====== Data provided ======
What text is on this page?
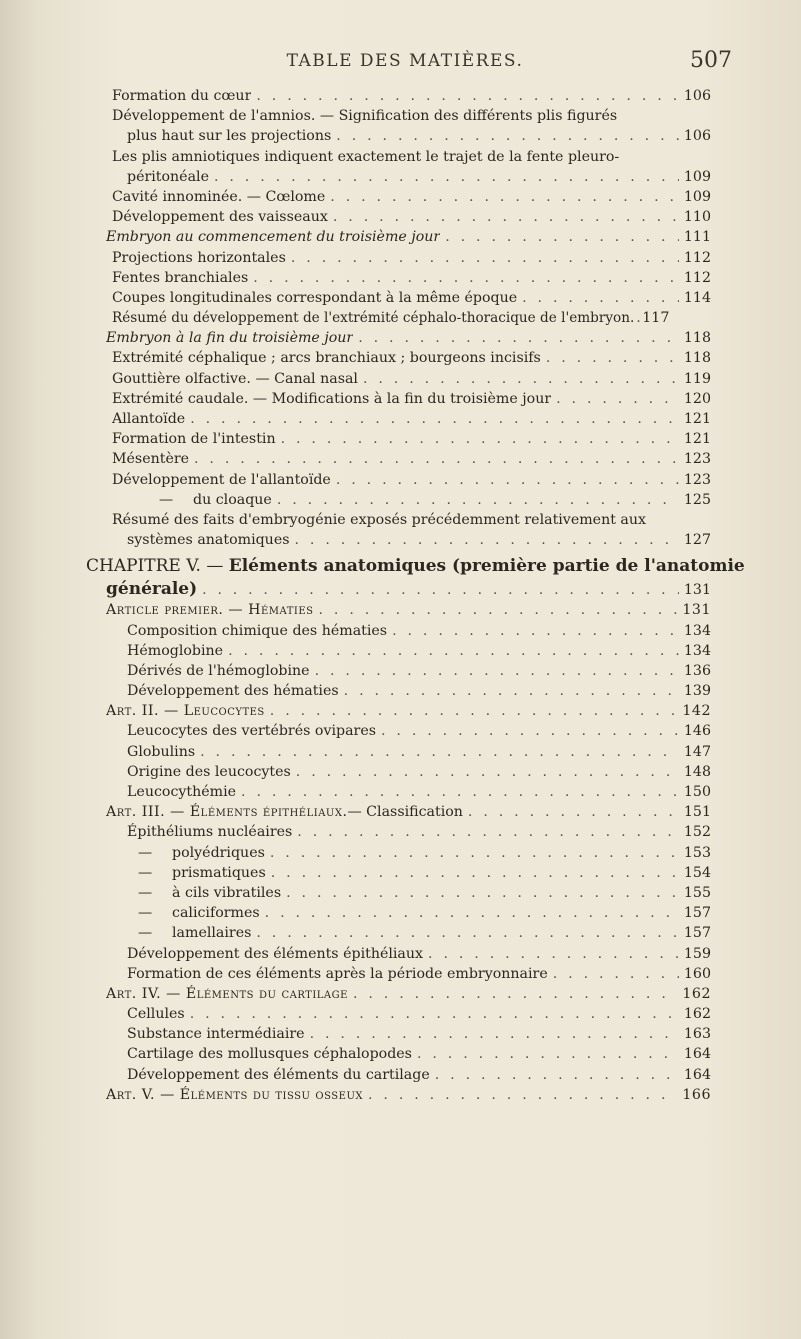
TABLE DES MATIÈRES.	507
Formation du cœur . . .	106
Développement de l'amnios. — Signification des différents plis figurés
plus haut sur les projections . . .	106
Les plis amniotiques indiquent exactement le trajet de la fente pleuro-
péritonéale . . .	109
Cavité innominée. — Cœlome . . .	109
Développement des vaisseaux . . .	110
Embryon au commencement du troisième jour . . .	111
Projections horizontales . . .	112
Fentes branchiales . . .	112
Coupes longitudinales correspondant à la même époque . . .	114
Résumé du développement de l'extrémité céphalo-thoracique de l'embryon. . . . 117
Embryon à la fin du troisième jour . . .	118
Extrémité céphalique ; arcs branchiaux ; bourgeons incisifs . . .	118
Gouttière olfactive. — Canal nasal . . .	119
Extrémité caudale. — Modifications à la fin du troisième jour . . .	120
Allantoïde . . .	121
Formation de l'intestin . . .	121
Mésentère . . .	123
Développement de l'allantoïde . . .	123
—	du cloaque . . .	125
Résumé des faits d'embryogénie exposés précédemment relativement aux
systèmes anatomiques . . .	127
CHAPITRE V. — Eléments anatomiques (première partie de l'anatomie
générale) . . .	131
Article premier. — Hématies . . .	131
Composition chimique des hématies . . .	134
Hémoglobine . . .	134
Dérivés de l'hémoglobine . . .	136
Développement des hématies . . .	139
Art. II. — Leucocytes . . .	142
Leucocytes des vertébrés ovipares . . .	146
Globulins . . .	147
Origine des leucocytes . . .	148
Leucocythémie . . .	150
Art. III. — Éléments épithéliaux. — Classification . . .	151
Épithéliums nucléaires . . .	152
—	polyédriques . . .	153
—	prismatiques . . .	154
—	à cils vibratiles . . .	155
—	caliciformes . . .	157
—	lamellaires . . .	157
Développement des éléments épithéliaux . . .	159
Formation de ces éléments après la période embryonnaire . . .	160
Art. IV. — Éléments du cartilage . . .	162
Cellules . . .	162
Substance intermédiaire . . .	163
Cartilage des mollusques céphalopodes . . .	164
Développement des éléments du cartilage . . .	164
Art. V. — Éléments du tissu osseux . . .	166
======
### Instructions for the task
Give all the entries again exactly, dropping each picture.

### Task solution
What text is on this page?
TABLE DES MATIÈRES.	507
Formation du cœur . . .	106
Développement de l'amnios. — Signification des différents plis figurés
plus haut sur les projections . . .	106
Les plis amniotiques indiquent exactement le trajet de la fente pleuro-
péritonéale . . .	109
Cavité innominée. — Cœlome . . .	109
Développement des vaisseaux . . .	110
Embryon au commencement du troisième jour . . .	111
Projections horizontales . . .	112
Fentes branchiales . . .	112
Coupes longitudinales correspondant à la même époque . . .	114
Résumé du développement de l'extrémité céphalo-thoracique de l'embryon. . . . 117
Embryon à la fin du troisième jour . . .	118
Extrémité céphalique ; arcs branchiaux ; bourgeons incisifs . . .	118
Gouttière olfactive. — Canal nasal . . .	119
Extrémité caudale. — Modifications à la fin du troisième jour . . .	120
Allantoïde . . .	121
Formation de l'intestin . . .	121
Mésentère . . .	123
Développement de l'allantoïde . . .	123
—	du cloaque . . .	125
Résumé des faits d'embryogénie exposés précédemment relativement aux
systèmes anatomiques . . .	127
CHAPITRE V. — Eléments anatomiques (première partie de l'anatomie
générale) . . .	131
Article premier. — Hématies . . .	131
Composition chimique des hématies . . .	134
Hémoglobine . . .	134
Dérivés de l'hémoglobine . . .	136
Développement des hématies . . .	139
Art. II. — Leucocytes . . .	142
Leucocytes des vertébrés ovipares . . .	146
Globulins . . .	147
Origine des leucocytes . . .	148
Leucocythémie . . .	150
Art. III. — Éléments épithéliaux. — Classification . . .	151
Épithéliums nucléaires . . .	152
—	polyédriques . . .	153
—	prismatiques . . .	154
—	à cils vibratiles . . .	155
—	caliciformes . . .	157
—	lamellaires . . .	157
Développement des éléments épithéliaux . . .	159
Formation de ces éléments après la période embryonnaire . . .	160
Art. IV. — Éléments du cartilage . . .	162
Cellules . . .	162
Substance intermédiaire . . .	163
Cartilage des mollusques céphalopodes . . .	164
Développement des éléments du cartilage . . .	164
Art. V. — Éléments du tissu osseux . . .	166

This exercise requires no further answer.